→ **WHAT YOU ARE ASKED TO DO**:
Below is some material; set it all down exactly, apart from the pictures.

→ **MATERIAL FOR THIS EXERCISE**:
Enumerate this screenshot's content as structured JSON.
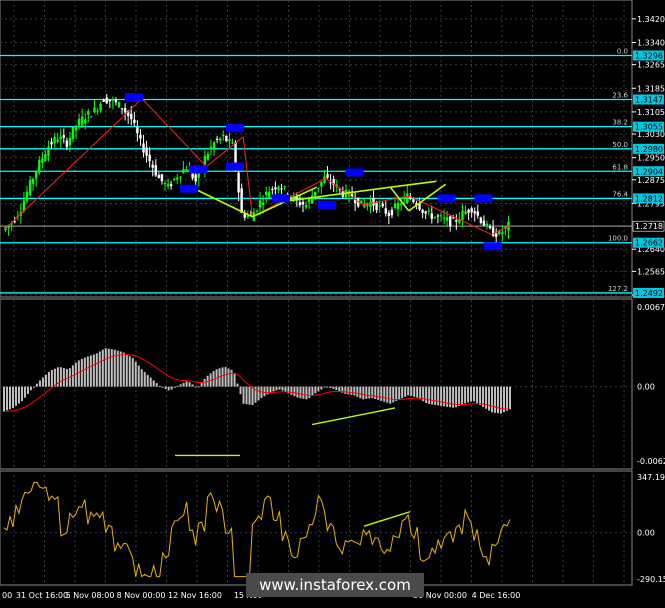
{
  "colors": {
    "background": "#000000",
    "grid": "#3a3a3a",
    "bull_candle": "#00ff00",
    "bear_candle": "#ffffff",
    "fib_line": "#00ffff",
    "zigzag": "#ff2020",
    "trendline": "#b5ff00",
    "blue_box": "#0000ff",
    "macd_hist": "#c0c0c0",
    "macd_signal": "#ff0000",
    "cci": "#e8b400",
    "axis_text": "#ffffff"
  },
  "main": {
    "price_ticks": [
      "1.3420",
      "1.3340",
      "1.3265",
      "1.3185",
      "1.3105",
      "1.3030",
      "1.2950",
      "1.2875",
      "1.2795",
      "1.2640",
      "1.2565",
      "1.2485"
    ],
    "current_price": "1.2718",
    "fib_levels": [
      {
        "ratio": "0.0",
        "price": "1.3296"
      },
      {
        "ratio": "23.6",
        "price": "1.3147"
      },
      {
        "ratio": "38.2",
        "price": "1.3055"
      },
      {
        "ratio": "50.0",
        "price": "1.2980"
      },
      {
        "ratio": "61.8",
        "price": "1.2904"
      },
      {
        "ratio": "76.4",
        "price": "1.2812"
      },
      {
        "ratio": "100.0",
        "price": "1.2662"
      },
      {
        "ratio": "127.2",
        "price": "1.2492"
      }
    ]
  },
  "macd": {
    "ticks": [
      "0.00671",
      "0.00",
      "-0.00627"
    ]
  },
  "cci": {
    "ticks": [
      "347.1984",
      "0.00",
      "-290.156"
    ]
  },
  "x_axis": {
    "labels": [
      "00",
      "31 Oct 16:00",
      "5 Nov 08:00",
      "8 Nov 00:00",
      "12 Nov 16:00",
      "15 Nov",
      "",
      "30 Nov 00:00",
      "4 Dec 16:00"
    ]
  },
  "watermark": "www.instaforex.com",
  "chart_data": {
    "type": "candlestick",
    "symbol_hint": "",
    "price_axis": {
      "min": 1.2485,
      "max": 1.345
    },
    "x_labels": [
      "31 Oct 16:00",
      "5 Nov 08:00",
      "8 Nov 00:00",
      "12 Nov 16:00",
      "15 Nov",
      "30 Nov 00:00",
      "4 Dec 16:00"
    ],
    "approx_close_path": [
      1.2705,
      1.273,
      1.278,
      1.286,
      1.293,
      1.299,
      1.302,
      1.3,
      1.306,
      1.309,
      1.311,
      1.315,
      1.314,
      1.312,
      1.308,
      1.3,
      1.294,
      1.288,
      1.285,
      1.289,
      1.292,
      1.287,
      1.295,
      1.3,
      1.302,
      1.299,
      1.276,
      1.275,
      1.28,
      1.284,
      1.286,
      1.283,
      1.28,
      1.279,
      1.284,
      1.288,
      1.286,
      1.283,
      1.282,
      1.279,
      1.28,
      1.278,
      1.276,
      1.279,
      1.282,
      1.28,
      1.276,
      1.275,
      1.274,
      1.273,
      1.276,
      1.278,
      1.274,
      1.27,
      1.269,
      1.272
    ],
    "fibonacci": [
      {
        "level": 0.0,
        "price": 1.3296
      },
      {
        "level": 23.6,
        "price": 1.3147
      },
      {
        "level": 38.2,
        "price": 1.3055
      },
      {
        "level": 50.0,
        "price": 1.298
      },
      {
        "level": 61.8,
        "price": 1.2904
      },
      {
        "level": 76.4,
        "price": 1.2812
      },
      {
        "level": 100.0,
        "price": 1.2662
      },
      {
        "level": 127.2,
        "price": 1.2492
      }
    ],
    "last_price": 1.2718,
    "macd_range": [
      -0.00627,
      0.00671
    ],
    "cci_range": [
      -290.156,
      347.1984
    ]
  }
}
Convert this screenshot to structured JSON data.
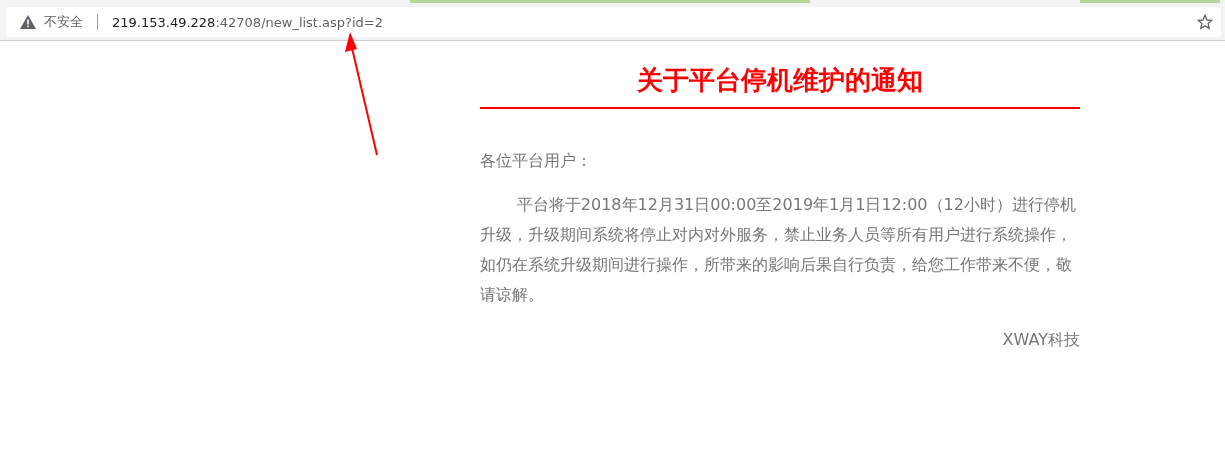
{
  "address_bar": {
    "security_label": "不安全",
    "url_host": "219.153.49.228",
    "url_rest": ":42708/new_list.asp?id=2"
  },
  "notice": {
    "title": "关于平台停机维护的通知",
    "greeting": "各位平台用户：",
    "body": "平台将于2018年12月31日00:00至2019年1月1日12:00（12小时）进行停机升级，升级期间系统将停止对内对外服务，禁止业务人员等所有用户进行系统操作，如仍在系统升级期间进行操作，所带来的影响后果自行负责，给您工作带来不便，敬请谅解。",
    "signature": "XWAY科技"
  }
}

→ **RIGHT ANSWER**:
Enumerate this screenshot's content as structured JSON.
{
  "colors": {
    "background": "#000000",
    "grid": "#3a3a3a",
    "bull_candle": "#00ff00",
    "bear_candle": "#ffffff",
    "fib_line": "#00ffff",
    "zigzag": "#ff2020",
    "trendline": "#b5ff00",
    "blue_box": "#0000ff",
    "macd_hist": "#c0c0c0",
    "macd_signal": "#ff0000",
    "cci": "#e8b400",
    "axis_text": "#ffffff"
  },
  "main": {
    "price_ticks": [
      "1.3420",
      "1.3340",
      "1.3265",
      "1.3185",
      "1.3105",
      "1.3030",
      "1.2950",
      "1.2875",
      "1.2795",
      "1.2640",
      "1.2565",
      "1.2485"
    ],
    "current_price": "1.2718",
    "fib_levels": [
      {
        "ratio": "0.0",
        "price": "1.3296"
      },
      {
        "ratio": "23.6",
        "price": "1.3147"
      },
      {
        "ratio": "38.2",
        "price": "1.3055"
      },
      {
        "ratio": "50.0",
        "price": "1.2980"
      },
      {
        "ratio": "61.8",
        "price": "1.2904"
      },
      {
        "ratio": "76.4",
        "price": "1.2812"
      },
      {
        "ratio": "100.0",
        "price": "1.2662"
      },
      {
        "ratio": "127.2",
        "price": "1.2492"
      }
    ]
  },
  "macd": {
    "ticks": [
      "0.00671",
      "0.00",
      "-0.00627"
    ]
  },
  "cci": {
    "ticks": [
      "347.1984",
      "0.00",
      "-290.156"
    ]
  },
  "x_axis": {
    "labels": [
      "00",
      "31 Oct 16:00",
      "5 Nov 08:00",
      "8 Nov 00:00",
      "12 Nov 16:00",
      "15 Nov",
      "",
      "30 Nov 00:00",
      "4 Dec 16:00"
    ]
  },
  "watermark": "www.instaforex.com",
  "chart_data": {
    "type": "candlestick",
    "symbol_hint": "",
    "price_axis": {
      "min": 1.2485,
      "max": 1.345
    },
    "x_labels": [
      "31 Oct 16:00",
      "5 Nov 08:00",
      "8 Nov 00:00",
      "12 Nov 16:00",
      "15 Nov",
      "30 Nov 00:00",
      "4 Dec 16:00"
    ],
    "approx_close_path": [
      1.2705,
      1.273,
      1.278,
      1.286,
      1.293,
      1.299,
      1.302,
      1.3,
      1.306,
      1.309,
      1.311,
      1.315,
      1.314,
      1.312,
      1.308,
      1.3,
      1.294,
      1.288,
      1.285,
      1.289,
      1.292,
      1.287,
      1.295,
      1.3,
      1.302,
      1.299,
      1.276,
      1.275,
      1.28,
      1.284,
      1.286,
      1.283,
      1.28,
      1.279,
      1.284,
      1.288,
      1.286,
      1.283,
      1.282,
      1.279,
      1.28,
      1.278,
      1.276,
      1.279,
      1.282,
      1.28,
      1.276,
      1.275,
      1.274,
      1.273,
      1.276,
      1.278,
      1.274,
      1.27,
      1.269,
      1.272
    ],
    "fibonacci": [
      {
        "level": 0.0,
        "price": 1.3296
      },
      {
        "level": 23.6,
        "price": 1.3147
      },
      {
        "level": 38.2,
        "price": 1.3055
      },
      {
        "level": 50.0,
        "price": 1.298
      },
      {
        "level": 61.8,
        "price": 1.2904
      },
      {
        "level": 76.4,
        "price": 1.2812
      },
      {
        "level": 100.0,
        "price": 1.2662
      },
      {
        "level": 127.2,
        "price": 1.2492
      }
    ],
    "last_price": 1.2718,
    "macd_range": [
      -0.00627,
      0.00671
    ],
    "cci_range": [
      -290.156,
      347.1984
    ]
  }
}
Convert this screenshot to structured JSON data.
{
  "address_bar": {
    "security_label": "不安全",
    "url_host": "219.153.49.228",
    "url_rest": ":42708/new_list.asp?id=2"
  },
  "notice": {
    "title": "关于平台停机维护的通知",
    "greeting": "各位平台用户：",
    "body": "平台将于2018年12月31日00:00至2019年1月1日12:00（12小时）进行停机升级，升级期间系统将停止对内对外服务，禁止业务人员等所有用户进行系统操作，如仍在系统升级期间进行操作，所带来的影响后果自行负责，给您工作带来不便，敬请谅解。",
    "signature": "XWAY科技"
  }
}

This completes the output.